Extract each line of the data and write it out again exactly.

........

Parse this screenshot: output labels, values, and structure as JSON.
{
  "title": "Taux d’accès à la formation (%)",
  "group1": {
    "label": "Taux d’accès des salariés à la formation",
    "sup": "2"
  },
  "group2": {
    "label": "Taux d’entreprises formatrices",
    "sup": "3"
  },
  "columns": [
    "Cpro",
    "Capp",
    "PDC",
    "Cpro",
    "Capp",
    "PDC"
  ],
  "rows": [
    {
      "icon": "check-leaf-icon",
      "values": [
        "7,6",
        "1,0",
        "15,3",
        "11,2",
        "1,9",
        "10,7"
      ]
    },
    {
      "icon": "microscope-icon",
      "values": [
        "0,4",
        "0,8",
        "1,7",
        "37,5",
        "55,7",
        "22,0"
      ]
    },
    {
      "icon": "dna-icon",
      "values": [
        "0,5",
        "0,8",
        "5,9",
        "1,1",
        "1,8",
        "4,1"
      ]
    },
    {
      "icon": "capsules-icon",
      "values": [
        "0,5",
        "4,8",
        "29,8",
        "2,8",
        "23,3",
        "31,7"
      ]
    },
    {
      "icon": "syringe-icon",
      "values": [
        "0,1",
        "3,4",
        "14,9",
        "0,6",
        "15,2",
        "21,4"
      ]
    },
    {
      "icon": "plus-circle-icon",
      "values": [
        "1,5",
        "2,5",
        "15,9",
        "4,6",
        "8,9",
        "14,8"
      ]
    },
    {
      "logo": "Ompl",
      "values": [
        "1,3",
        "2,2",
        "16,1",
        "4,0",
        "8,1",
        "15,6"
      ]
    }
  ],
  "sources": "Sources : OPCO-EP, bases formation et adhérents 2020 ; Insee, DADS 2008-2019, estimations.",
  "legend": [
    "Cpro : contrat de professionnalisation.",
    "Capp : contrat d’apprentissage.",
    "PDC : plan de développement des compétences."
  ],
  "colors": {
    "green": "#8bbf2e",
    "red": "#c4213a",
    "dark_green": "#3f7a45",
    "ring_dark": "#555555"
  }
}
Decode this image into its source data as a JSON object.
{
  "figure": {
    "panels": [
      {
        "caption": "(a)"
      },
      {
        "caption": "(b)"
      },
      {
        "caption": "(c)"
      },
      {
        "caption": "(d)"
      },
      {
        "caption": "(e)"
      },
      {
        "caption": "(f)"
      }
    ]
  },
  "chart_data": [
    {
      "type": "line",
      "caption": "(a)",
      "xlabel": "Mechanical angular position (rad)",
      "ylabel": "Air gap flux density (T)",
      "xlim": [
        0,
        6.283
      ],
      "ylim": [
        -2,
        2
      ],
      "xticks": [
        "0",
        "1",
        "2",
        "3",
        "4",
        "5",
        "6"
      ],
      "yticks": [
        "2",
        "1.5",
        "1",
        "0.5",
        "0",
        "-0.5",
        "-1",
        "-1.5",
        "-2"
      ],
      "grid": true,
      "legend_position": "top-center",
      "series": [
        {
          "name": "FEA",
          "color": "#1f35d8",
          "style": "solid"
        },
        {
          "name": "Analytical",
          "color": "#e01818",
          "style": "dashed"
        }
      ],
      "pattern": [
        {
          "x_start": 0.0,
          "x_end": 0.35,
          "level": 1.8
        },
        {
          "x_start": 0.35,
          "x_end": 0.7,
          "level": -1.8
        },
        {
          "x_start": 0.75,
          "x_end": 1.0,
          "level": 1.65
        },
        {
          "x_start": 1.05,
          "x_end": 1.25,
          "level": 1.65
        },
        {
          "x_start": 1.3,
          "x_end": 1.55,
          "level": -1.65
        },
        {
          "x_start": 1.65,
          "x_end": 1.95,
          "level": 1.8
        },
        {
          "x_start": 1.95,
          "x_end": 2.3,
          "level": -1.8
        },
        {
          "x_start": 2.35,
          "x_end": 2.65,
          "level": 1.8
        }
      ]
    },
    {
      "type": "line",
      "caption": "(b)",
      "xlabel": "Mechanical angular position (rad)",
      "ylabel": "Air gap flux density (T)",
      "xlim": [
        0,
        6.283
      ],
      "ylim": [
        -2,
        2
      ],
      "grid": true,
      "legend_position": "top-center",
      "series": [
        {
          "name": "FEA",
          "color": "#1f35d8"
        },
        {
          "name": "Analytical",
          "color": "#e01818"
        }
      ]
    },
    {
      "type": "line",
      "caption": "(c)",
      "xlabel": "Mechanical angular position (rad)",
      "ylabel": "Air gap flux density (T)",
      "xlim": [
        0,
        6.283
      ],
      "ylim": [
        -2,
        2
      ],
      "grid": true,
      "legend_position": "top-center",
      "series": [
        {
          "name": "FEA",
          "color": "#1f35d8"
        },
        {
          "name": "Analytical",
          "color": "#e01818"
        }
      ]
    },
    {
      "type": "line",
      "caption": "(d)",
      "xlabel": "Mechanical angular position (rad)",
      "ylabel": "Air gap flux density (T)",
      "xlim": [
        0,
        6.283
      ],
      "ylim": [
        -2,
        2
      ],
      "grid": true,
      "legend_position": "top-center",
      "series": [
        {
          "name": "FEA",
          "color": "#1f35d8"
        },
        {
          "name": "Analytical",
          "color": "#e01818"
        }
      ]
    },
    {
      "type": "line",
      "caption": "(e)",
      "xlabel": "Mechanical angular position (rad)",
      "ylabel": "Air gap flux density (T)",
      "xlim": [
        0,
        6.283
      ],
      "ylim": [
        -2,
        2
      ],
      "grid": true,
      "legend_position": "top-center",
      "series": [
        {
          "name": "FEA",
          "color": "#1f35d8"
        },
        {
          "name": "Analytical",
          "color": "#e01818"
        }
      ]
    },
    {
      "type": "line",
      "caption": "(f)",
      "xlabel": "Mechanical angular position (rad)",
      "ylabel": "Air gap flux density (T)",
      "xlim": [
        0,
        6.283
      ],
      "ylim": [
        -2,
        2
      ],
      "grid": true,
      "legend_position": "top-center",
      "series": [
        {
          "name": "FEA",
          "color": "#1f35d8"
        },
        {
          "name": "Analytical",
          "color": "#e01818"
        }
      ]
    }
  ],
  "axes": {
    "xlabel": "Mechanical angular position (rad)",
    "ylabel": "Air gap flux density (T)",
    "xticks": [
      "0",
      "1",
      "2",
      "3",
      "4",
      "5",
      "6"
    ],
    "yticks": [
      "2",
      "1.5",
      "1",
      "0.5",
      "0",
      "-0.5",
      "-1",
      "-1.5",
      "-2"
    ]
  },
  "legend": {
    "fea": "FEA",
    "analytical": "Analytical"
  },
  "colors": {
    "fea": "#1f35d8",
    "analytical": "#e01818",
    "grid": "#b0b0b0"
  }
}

........

- _Answer for the task_
Parse this screenshot: output labels, values, and structure as JSON.
{
  "title": "Taux d’accès à la formation (%)",
  "group1": {
    "label": "Taux d’accès des salariés à la formation",
    "sup": "2"
  },
  "group2": {
    "label": "Taux d’entreprises formatrices",
    "sup": "3"
  },
  "columns": [
    "Cpro",
    "Capp",
    "PDC",
    "Cpro",
    "Capp",
    "PDC"
  ],
  "rows": [
    {
      "icon": "check-leaf-icon",
      "values": [
        "7,6",
        "1,0",
        "15,3",
        "11,2",
        "1,9",
        "10,7"
      ]
    },
    {
      "icon": "microscope-icon",
      "values": [
        "0,4",
        "0,8",
        "1,7",
        "37,5",
        "55,7",
        "22,0"
      ]
    },
    {
      "icon": "dna-icon",
      "values": [
        "0,5",
        "0,8",
        "5,9",
        "1,1",
        "1,8",
        "4,1"
      ]
    },
    {
      "icon": "capsules-icon",
      "values": [
        "0,5",
        "4,8",
        "29,8",
        "2,8",
        "23,3",
        "31,7"
      ]
    },
    {
      "icon": "syringe-icon",
      "values": [
        "0,1",
        "3,4",
        "14,9",
        "0,6",
        "15,2",
        "21,4"
      ]
    },
    {
      "icon": "plus-circle-icon",
      "values": [
        "1,5",
        "2,5",
        "15,9",
        "4,6",
        "8,9",
        "14,8"
      ]
    },
    {
      "logo": "Ompl",
      "values": [
        "1,3",
        "2,2",
        "16,1",
        "4,0",
        "8,1",
        "15,6"
      ]
    }
  ],
  "sources": "Sources : OPCO-EP, bases formation et adhérents 2020 ; Insee, DADS 2008-2019, estimations.",
  "legend": [
    "Cpro : contrat de professionnalisation.",
    "Capp : contrat d’apprentissage.",
    "PDC : plan de développement des compétences."
  ],
  "colors": {
    "green": "#8bbf2e",
    "red": "#c4213a",
    "dark_green": "#3f7a45",
    "ring_dark": "#555555"
  }
}
Decode this image into its source data as a JSON object.
{
  "figure": {
    "panels": [
      {
        "caption": "(a)"
      },
      {
        "caption": "(b)"
      },
      {
        "caption": "(c)"
      },
      {
        "caption": "(d)"
      },
      {
        "caption": "(e)"
      },
      {
        "caption": "(f)"
      }
    ]
  },
  "chart_data": [
    {
      "type": "line",
      "caption": "(a)",
      "xlabel": "Mechanical angular position (rad)",
      "ylabel": "Air gap flux density (T)",
      "xlim": [
        0,
        6.283
      ],
      "ylim": [
        -2,
        2
      ],
      "xticks": [
        "0",
        "1",
        "2",
        "3",
        "4",
        "5",
        "6"
      ],
      "yticks": [
        "2",
        "1.5",
        "1",
        "0.5",
        "0",
        "-0.5",
        "-1",
        "-1.5",
        "-2"
      ],
      "grid": true,
      "legend_position": "top-center",
      "series": [
        {
          "name": "FEA",
          "color": "#1f35d8",
          "style": "solid"
        },
        {
          "name": "Analytical",
          "color": "#e01818",
          "style": "dashed"
        }
      ],
      "pattern": [
        {
          "x_start": 0.0,
          "x_end": 0.35,
          "level": 1.8
        },
        {
          "x_start": 0.35,
          "x_end": 0.7,
          "level": -1.8
        },
        {
          "x_start": 0.75,
          "x_end": 1.0,
          "level": 1.65
        },
        {
          "x_start": 1.05,
          "x_end": 1.25,
          "level": 1.65
        },
        {
          "x_start": 1.3,
          "x_end": 1.55,
          "level": -1.65
        },
        {
          "x_start": 1.65,
          "x_end": 1.95,
          "level": 1.8
        },
        {
          "x_start": 1.95,
          "x_end": 2.3,
          "level": -1.8
        },
        {
          "x_start": 2.35,
          "x_end": 2.65,
          "level": 1.8
        }
      ]
    },
    {
      "type": "line",
      "caption": "(b)",
      "xlabel": "Mechanical angular position (rad)",
      "ylabel": "Air gap flux density (T)",
      "xlim": [
        0,
        6.283
      ],
      "ylim": [
        -2,
        2
      ],
      "grid": true,
      "legend_position": "top-center",
      "series": [
        {
          "name": "FEA",
          "color": "#1f35d8"
        },
        {
          "name": "Analytical",
          "color": "#e01818"
        }
      ]
    },
    {
      "type": "line",
      "caption": "(c)",
      "xlabel": "Mechanical angular position (rad)",
      "ylabel": "Air gap flux density (T)",
      "xlim": [
        0,
        6.283
      ],
      "ylim": [
        -2,
        2
      ],
      "grid": true,
      "legend_position": "top-center",
      "series": [
        {
          "name": "FEA",
          "color": "#1f35d8"
        },
        {
          "name": "Analytical",
          "color": "#e01818"
        }
      ]
    },
    {
      "type": "line",
      "caption": "(d)",
      "xlabel": "Mechanical angular position (rad)",
      "ylabel": "Air gap flux density (T)",
      "xlim": [
        0,
        6.283
      ],
      "ylim": [
        -2,
        2
      ],
      "grid": true,
      "legend_position": "top-center",
      "series": [
        {
          "name": "FEA",
          "color": "#1f35d8"
        },
        {
          "name": "Analytical",
          "color": "#e01818"
        }
      ]
    },
    {
      "type": "line",
      "caption": "(e)",
      "xlabel": "Mechanical angular position (rad)",
      "ylabel": "Air gap flux density (T)",
      "xlim": [
        0,
        6.283
      ],
      "ylim": [
        -2,
        2
      ],
      "grid": true,
      "legend_position": "top-center",
      "series": [
        {
          "name": "FEA",
          "color": "#1f35d8"
        },
        {
          "name": "Analytical",
          "color": "#e01818"
        }
      ]
    },
    {
      "type": "line",
      "caption": "(f)",
      "xlabel": "Mechanical angular position (rad)",
      "ylabel": "Air gap flux density (T)",
      "xlim": [
        0,
        6.283
      ],
      "ylim": [
        -2,
        2
      ],
      "grid": true,
      "legend_position": "top-center",
      "series": [
        {
          "name": "FEA",
          "color": "#1f35d8"
        },
        {
          "name": "Analytical",
          "color": "#e01818"
        }
      ]
    }
  ],
  "axes": {
    "xlabel": "Mechanical angular position (rad)",
    "ylabel": "Air gap flux density (T)",
    "xticks": [
      "0",
      "1",
      "2",
      "3",
      "4",
      "5",
      "6"
    ],
    "yticks": [
      "2",
      "1.5",
      "1",
      "0.5",
      "0",
      "-0.5",
      "-1",
      "-1.5",
      "-2"
    ]
  },
  "legend": {
    "fea": "FEA",
    "analytical": "Analytical"
  },
  "colors": {
    "fea": "#1f35d8",
    "analytical": "#e01818",
    "grid": "#b0b0b0"
  }
}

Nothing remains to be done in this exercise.